** EXERCISE MATERIALS follows **

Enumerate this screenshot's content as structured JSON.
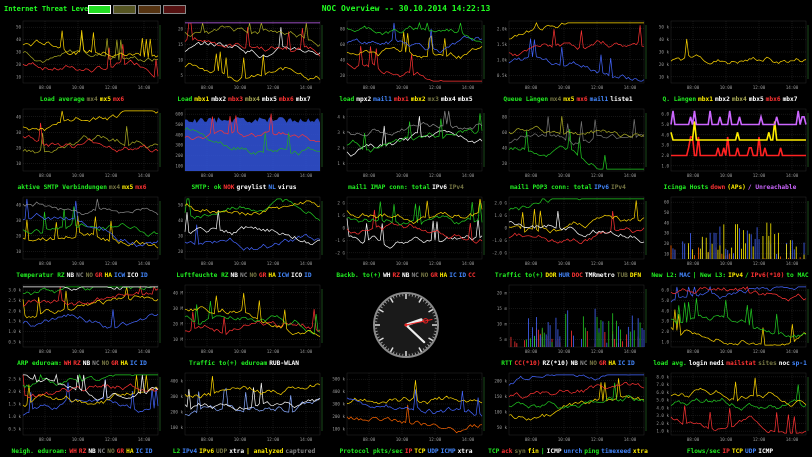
{
  "header": {
    "threat_label": "Internet Threat Level:",
    "threat_levels": [
      {
        "name": "low",
        "color": "#22dd22",
        "active": true
      },
      {
        "name": "elevated",
        "color": "#555522",
        "active": false
      },
      {
        "name": "high",
        "color": "#553311",
        "active": false
      },
      {
        "name": "severe",
        "color": "#551111",
        "active": false
      }
    ],
    "title": "NOC Overview -- 30.10.2014 14:22:13"
  },
  "time_ticks": [
    "08:00",
    "10:00",
    "12:00",
    "14:00"
  ],
  "panels": [
    {
      "id": "load-average",
      "type": "line",
      "y_ticks": [
        "50",
        "40",
        "30",
        "20",
        "10"
      ],
      "series_colors": [
        "#ff3333",
        "#aaaa22",
        "#ffd700"
      ],
      "caption": [
        {
          "t": "Load average",
          "c": "#22ee22"
        },
        {
          "t": "mx4",
          "c": "#777744"
        },
        {
          "t": "mx5",
          "c": "#ffee00"
        },
        {
          "t": "mx6",
          "c": "#ff3333"
        }
      ]
    },
    {
      "id": "load-mbx",
      "type": "line",
      "y_ticks": [
        "20",
        "15",
        "10",
        "5"
      ],
      "series_colors": [
        "#ffd700",
        "#ffffff",
        "#ff3333",
        "#aaaa22",
        "#cc66ff"
      ],
      "caption": [
        {
          "t": "Load",
          "c": "#22ee22"
        },
        {
          "t": "mbx1",
          "c": "#ffee00"
        },
        {
          "t": "mbx2",
          "c": "#ffffff"
        },
        {
          "t": "mbx3",
          "c": "#ff3333"
        },
        {
          "t": "mbx4",
          "c": "#aaaa55"
        },
        {
          "t": "mbx5",
          "c": "#ffffff"
        },
        {
          "t": "mbx6",
          "c": "#ff3333"
        },
        {
          "t": "mbx7",
          "c": "#ffffff"
        }
      ]
    },
    {
      "id": "load-mail",
      "type": "line",
      "y_ticks": [
        "80",
        "60",
        "40",
        "20"
      ],
      "series_colors": [
        "#ff3333",
        "#ffd700",
        "#4466ff",
        "#22cc22"
      ],
      "caption": [
        {
          "t": "load",
          "c": "#22ee22"
        },
        {
          "t": "mpx2",
          "c": "#ffffff"
        },
        {
          "t": "mail1",
          "c": "#4488ff"
        },
        {
          "t": "mbx1",
          "c": "#ff3333"
        },
        {
          "t": "mbx2",
          "c": "#ffee00"
        },
        {
          "t": "mx3",
          "c": "#777744"
        },
        {
          "t": "mbx4",
          "c": "#ffffff"
        },
        {
          "t": "mbx5",
          "c": "#ffffff"
        }
      ]
    },
    {
      "id": "queue-length",
      "type": "line",
      "y_ticks": [
        "2.0k",
        "1.5k",
        "1.0k",
        "0.5k"
      ],
      "series_colors": [
        "#4466ff",
        "#ff3333",
        "#ffd700"
      ],
      "caption": [
        {
          "t": "Queue Längen",
          "c": "#22ee22"
        },
        {
          "t": "mx4",
          "c": "#777744"
        },
        {
          "t": "mx5",
          "c": "#ffee00"
        },
        {
          "t": "mx6",
          "c": "#ff3333"
        },
        {
          "t": "mail1",
          "c": "#4488ff"
        },
        {
          "t": "liste1",
          "c": "#ffffff"
        }
      ]
    },
    {
      "id": "q-length-mbx",
      "type": "line",
      "y_ticks": [
        "50 k",
        "40 k",
        "30 k",
        "20 k",
        "10 k"
      ],
      "series_colors": [
        "#ffd700"
      ],
      "caption": [
        {
          "t": "Q. Längen",
          "c": "#22ee22"
        },
        {
          "t": "mbx1",
          "c": "#ffee00"
        },
        {
          "t": "mbx2",
          "c": "#ffffff"
        },
        {
          "t": "mbx4",
          "c": "#aaaa55"
        },
        {
          "t": "mbx5",
          "c": "#ffffff"
        },
        {
          "t": "mbx6",
          "c": "#ff3333"
        },
        {
          "t": "mbx7",
          "c": "#ffffff"
        }
      ]
    },
    {
      "id": "smtp-connections",
      "type": "line",
      "y_ticks": [
        "40",
        "30",
        "20",
        "10"
      ],
      "series_colors": [
        "#aaaa22",
        "#ff3333",
        "#ffd700"
      ],
      "caption": [
        {
          "t": "aktive SMTP Verbindungen",
          "c": "#22ee22"
        },
        {
          "t": "mx4",
          "c": "#777744"
        },
        {
          "t": "mx5",
          "c": "#ffee00"
        },
        {
          "t": "mx6",
          "c": "#ff3333"
        }
      ]
    },
    {
      "id": "smtp-status",
      "type": "area",
      "y_ticks": [
        "600",
        "500",
        "400",
        "300",
        "200",
        "100"
      ],
      "series_colors": [
        "#3355dd",
        "#ff3333",
        "#22aa22"
      ],
      "caption": [
        {
          "t": "SMTP: ok",
          "c": "#22ee22"
        },
        {
          "t": "NOK",
          "c": "#ff3333"
        },
        {
          "t": "greylist",
          "c": "#ffffff"
        },
        {
          "t": "NL",
          "c": "#4488ff"
        },
        {
          "t": "virus",
          "c": "#ffffff"
        }
      ]
    },
    {
      "id": "imap-conn",
      "type": "line",
      "y_ticks": [
        "4 k",
        "3 k",
        "2 k",
        "1 k"
      ],
      "series_colors": [
        "#ffffff",
        "#22cc22",
        "#888888"
      ],
      "caption": [
        {
          "t": "mail1 IMAP conn: total",
          "c": "#22ee22"
        },
        {
          "t": "IPv6",
          "c": "#ffffff"
        },
        {
          "t": "IPv4",
          "c": "#777744"
        }
      ]
    },
    {
      "id": "pop3-conn",
      "type": "line",
      "y_ticks": [
        "80",
        "60",
        "40",
        "20"
      ],
      "series_colors": [
        "#22cc22",
        "#777777",
        "#aaaa22"
      ],
      "caption": [
        {
          "t": "mail1 POP3 conn: total",
          "c": "#22ee22"
        },
        {
          "t": "IPv6",
          "c": "#4488ff"
        },
        {
          "t": "IPv4",
          "c": "#777744"
        }
      ]
    },
    {
      "id": "icinga-hosts",
      "type": "step",
      "y_ticks": [
        "6.0",
        "5.0",
        "4.0",
        "3.0",
        "2.0",
        "1.0"
      ],
      "series_colors": [
        "#ff2222",
        "#ffee00",
        "#cc66ff"
      ],
      "caption": [
        {
          "t": "Icinga Hosts",
          "c": "#22ee22"
        },
        {
          "t": "down",
          "c": "#ff3333"
        },
        {
          "t": "(APs)",
          "c": "#ffee00"
        },
        {
          "t": "/ Unreachable",
          "c": "#cc66ff"
        }
      ]
    },
    {
      "id": "temperature",
      "type": "line",
      "y_ticks": [
        "40",
        "30",
        "20",
        "10"
      ],
      "series_colors": [
        "#ffd700",
        "#22cc22",
        "#4466ff",
        "#888888"
      ],
      "caption": [
        {
          "t": "Temperatur RZ",
          "c": "#22ee22"
        },
        {
          "t": "NB",
          "c": "#ffffff"
        },
        {
          "t": "NC",
          "c": "#888888"
        },
        {
          "t": "NO",
          "c": "#777744"
        },
        {
          "t": "GR",
          "c": "#ff3333"
        },
        {
          "t": "HA",
          "c": "#ffee00"
        },
        {
          "t": "ICW",
          "c": "#4488ff"
        },
        {
          "t": "ICO",
          "c": "#ffffff"
        },
        {
          "t": "ID",
          "c": "#4488ff"
        }
      ]
    },
    {
      "id": "humidity",
      "type": "line",
      "y_ticks": [
        "50",
        "40",
        "30",
        "20"
      ],
      "series_colors": [
        "#4466ff",
        "#ffffff",
        "#22cc22",
        "#ffd700"
      ],
      "caption": [
        {
          "t": "Luftfeuchte RZ",
          "c": "#22ee22"
        },
        {
          "t": "NB",
          "c": "#ffffff"
        },
        {
          "t": "NC",
          "c": "#888888"
        },
        {
          "t": "NO",
          "c": "#777744"
        },
        {
          "t": "GR",
          "c": "#ff3333"
        },
        {
          "t": "HA",
          "c": "#ffee00"
        },
        {
          "t": "ICW",
          "c": "#4488ff"
        },
        {
          "t": "ICO",
          "c": "#ffffff"
        },
        {
          "t": "ID",
          "c": "#4488ff"
        }
      ]
    },
    {
      "id": "backbone-traffic",
      "type": "line",
      "y_ticks": [
        "2 G",
        "1 G",
        "0",
        "-1 G",
        "-2 G"
      ],
      "series_colors": [
        "#ffffff",
        "#ff3333",
        "#22cc22",
        "#ffd700"
      ],
      "caption": [
        {
          "t": "Backb. to(+)",
          "c": "#22ee22"
        },
        {
          "t": "WH",
          "c": "#ffffff"
        },
        {
          "t": "RZ",
          "c": "#ff3333"
        },
        {
          "t": "NB",
          "c": "#ffffff"
        },
        {
          "t": "NC",
          "c": "#888888"
        },
        {
          "t": "NO",
          "c": "#777744"
        },
        {
          "t": "GR",
          "c": "#ff3333"
        },
        {
          "t": "HA",
          "c": "#ffee00"
        },
        {
          "t": "IC",
          "c": "#4488ff"
        },
        {
          "t": "ID",
          "c": "#4488ff"
        },
        {
          "t": "CC",
          "c": "#ff3333"
        }
      ]
    },
    {
      "id": "traffic-dor",
      "type": "line",
      "y_ticks": [
        "2.0 G",
        "1.0 G",
        "0",
        "-1.0 G",
        "-2.0 G"
      ],
      "series_colors": [
        "#ff3333",
        "#ffd700",
        "#ffffff",
        "#22cc22"
      ],
      "caption": [
        {
          "t": "Traffic to(+)",
          "c": "#22ee22"
        },
        {
          "t": "DOR",
          "c": "#ffee00"
        },
        {
          "t": "HUR",
          "c": "#4488ff"
        },
        {
          "t": "DOC",
          "c": "#ff3333"
        },
        {
          "t": "TMRmetro",
          "c": "#ffffff"
        },
        {
          "t": "TUB",
          "c": "#777744"
        },
        {
          "t": "DFN",
          "c": "#ffee00"
        }
      ]
    },
    {
      "id": "new-l2",
      "type": "bar",
      "y_ticks": [
        "60",
        "50",
        "40",
        "30",
        "20",
        "10"
      ],
      "series_colors": [
        "#ff6600",
        "#4466ff",
        "#ffee00"
      ],
      "caption": [
        {
          "t": "New L2:",
          "c": "#22ee22"
        },
        {
          "t": "MAC",
          "c": "#4488ff"
        },
        {
          "t": "| New L3:",
          "c": "#22ee22"
        },
        {
          "t": "IPv4",
          "c": "#ffee00"
        },
        {
          "t": "/",
          "c": "#22ee22"
        },
        {
          "t": "IPv6(*10)",
          "c": "#ff3333"
        },
        {
          "t": "to MAC",
          "c": "#22ee22"
        }
      ]
    },
    {
      "id": "arp-eduroam",
      "type": "line",
      "y_ticks": [
        "3.0 k",
        "2.5 k",
        "2.0 k",
        "1.5 k",
        "1.0 k",
        "0.5 k"
      ],
      "series_colors": [
        "#4466ff",
        "#ffd700",
        "#ff3333",
        "#22cc22",
        "#ffffff"
      ],
      "caption": [
        {
          "t": "ARP eduroam:",
          "c": "#22ee22"
        },
        {
          "t": "WH",
          "c": "#ff3333"
        },
        {
          "t": "RZ",
          "c": "#ff3333"
        },
        {
          "t": "NB",
          "c": "#ffffff"
        },
        {
          "t": "NC",
          "c": "#888888"
        },
        {
          "t": "NO",
          "c": "#777744"
        },
        {
          "t": "GR",
          "c": "#ff3333"
        },
        {
          "t": "HA",
          "c": "#ffee00"
        },
        {
          "t": "IC",
          "c": "#4488ff"
        },
        {
          "t": "ID",
          "c": "#4488ff"
        }
      ]
    },
    {
      "id": "traffic-eduroam",
      "type": "line",
      "y_ticks": [
        "40 M",
        "30 M",
        "20 M",
        "10 M"
      ],
      "series_colors": [
        "#ff3333",
        "#22cc22",
        "#ffd700"
      ],
      "caption": [
        {
          "t": "Traffic to(+) eduroam",
          "c": "#22ee22"
        },
        {
          "t": "RUB-WLAN",
          "c": "#ffffff"
        }
      ]
    },
    {
      "id": "clock",
      "type": "clock",
      "hour": 14,
      "minute": 22,
      "second": 13
    },
    {
      "id": "rtt",
      "type": "bar",
      "y_ticks": [
        "20 m",
        "15 m",
        "10 m",
        "5 m"
      ],
      "series_colors": [
        "#ff3333",
        "#4466ff",
        "#22cc22"
      ],
      "caption": [
        {
          "t": "RTT",
          "c": "#22ee22"
        },
        {
          "t": "CC(*10)",
          "c": "#ff3333"
        },
        {
          "t": "RZ(*10)",
          "c": "#ffffff"
        },
        {
          "t": "NB",
          "c": "#ffffff"
        },
        {
          "t": "NC",
          "c": "#888888"
        },
        {
          "t": "NO",
          "c": "#777744"
        },
        {
          "t": "GR",
          "c": "#ff3333"
        },
        {
          "t": "HA",
          "c": "#ffee00"
        },
        {
          "t": "IC",
          "c": "#4488ff"
        },
        {
          "t": "ID",
          "c": "#4488ff"
        }
      ]
    },
    {
      "id": "load-login",
      "type": "line",
      "y_ticks": [
        "6.0",
        "5.0",
        "4.0",
        "3.0",
        "2.0",
        "1.0"
      ],
      "series_colors": [
        "#ffd700",
        "#22cc22",
        "#4466ff",
        "#ff3333"
      ],
      "caption": [
        {
          "t": "load avg.",
          "c": "#22ee22"
        },
        {
          "t": "login",
          "c": "#ffffff"
        },
        {
          "t": "nedi",
          "c": "#ffffff"
        },
        {
          "t": "mailstat",
          "c": "#ff3333"
        },
        {
          "t": "sites",
          "c": "#777744"
        },
        {
          "t": "noc",
          "c": "#ffffff"
        },
        {
          "t": "sp-1",
          "c": "#4488ff"
        }
      ]
    },
    {
      "id": "neigh-eduroam",
      "type": "line",
      "y_ticks": [
        "2.5 k",
        "2.0 k",
        "1.5 k",
        "1.0 k",
        "0.5 k"
      ],
      "series_colors": [
        "#4466ff",
        "#ffd700",
        "#ff3333",
        "#22cc22",
        "#ffffff"
      ],
      "caption": [
        {
          "t": "Neigh. eduroam:",
          "c": "#22ee22"
        },
        {
          "t": "WH",
          "c": "#ff3333"
        },
        {
          "t": "RZ",
          "c": "#ff3333"
        },
        {
          "t": "NB",
          "c": "#ffffff"
        },
        {
          "t": "NC",
          "c": "#888888"
        },
        {
          "t": "NO",
          "c": "#777744"
        },
        {
          "t": "GR",
          "c": "#ff3333"
        },
        {
          "t": "HA",
          "c": "#ffee00"
        },
        {
          "t": "IC",
          "c": "#4488ff"
        },
        {
          "t": "ID",
          "c": "#4488ff"
        }
      ]
    },
    {
      "id": "l2-traffic",
      "type": "line",
      "y_ticks": [
        "400 k",
        "300 k",
        "200 k",
        "100 k"
      ],
      "series_colors": [
        "#88aaff",
        "#ffffff",
        "#ffd700"
      ],
      "caption": [
        {
          "t": "L2",
          "c": "#22ee22"
        },
        {
          "t": "IPv4",
          "c": "#4488ff"
        },
        {
          "t": "IPv6",
          "c": "#ffee00"
        },
        {
          "t": "UDP",
          "c": "#777744"
        },
        {
          "t": "xtra",
          "c": "#ffffff"
        },
        {
          "t": "| analyzed",
          "c": "#ffee00"
        },
        {
          "t": "captured",
          "c": "#888888"
        }
      ]
    },
    {
      "id": "protocol-pkts",
      "type": "line",
      "y_ticks": [
        "500 k",
        "400 k",
        "300 k",
        "200 k",
        "100 k"
      ],
      "series_colors": [
        "#ff6600",
        "#ffd700",
        "#4466ff"
      ],
      "caption": [
        {
          "t": "Protocol pkts/sec",
          "c": "#22ee22"
        },
        {
          "t": "IP",
          "c": "#ff3333"
        },
        {
          "t": "TCP",
          "c": "#ffee00"
        },
        {
          "t": "UDP",
          "c": "#4488ff"
        },
        {
          "t": "ICMP",
          "c": "#4488ff"
        },
        {
          "t": "xtra",
          "c": "#ffffff"
        }
      ]
    },
    {
      "id": "tcp-flags",
      "type": "line",
      "y_ticks": [
        "200 k",
        "150 k",
        "100 k",
        "50 k"
      ],
      "series_colors": [
        "#ffd700",
        "#22cc22",
        "#ff3333",
        "#4466ff"
      ],
      "caption": [
        {
          "t": "TCP",
          "c": "#22ee22"
        },
        {
          "t": "ack",
          "c": "#ff3333"
        },
        {
          "t": "syn",
          "c": "#777744"
        },
        {
          "t": "fin",
          "c": "#ffee00"
        },
        {
          "t": "|",
          "c": "#22ee22"
        },
        {
          "t": "ICMP",
          "c": "#ffffff"
        },
        {
          "t": "unrch",
          "c": "#4488ff"
        },
        {
          "t": "ping",
          "c": "#22ee22"
        },
        {
          "t": "timexeed",
          "c": "#4488ff"
        },
        {
          "t": "xtra",
          "c": "#ffee00"
        }
      ]
    },
    {
      "id": "flows",
      "type": "line",
      "y_ticks": [
        "8.0 k",
        "7.0 k",
        "6.0 k",
        "5.0 k",
        "4.0 k",
        "3.0 k",
        "2.0 k",
        "1.0 k"
      ],
      "series_colors": [
        "#ff3333",
        "#22cc22",
        "#ffd700"
      ],
      "caption": [
        {
          "t": "Flows/sec",
          "c": "#22ee22"
        },
        {
          "t": "IP",
          "c": "#ff3333"
        },
        {
          "t": "TCP",
          "c": "#ffee00"
        },
        {
          "t": "UDP",
          "c": "#4488ff"
        },
        {
          "t": "ICMP",
          "c": "#ffffff"
        }
      ]
    }
  ]
}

** End of EXERCISE MATERIALS **

**TASK PROMPT**:
What must be returned is a bare number, the count of lines in the entries holding the string "eduroam".

**YOUR RESPONSE**:
6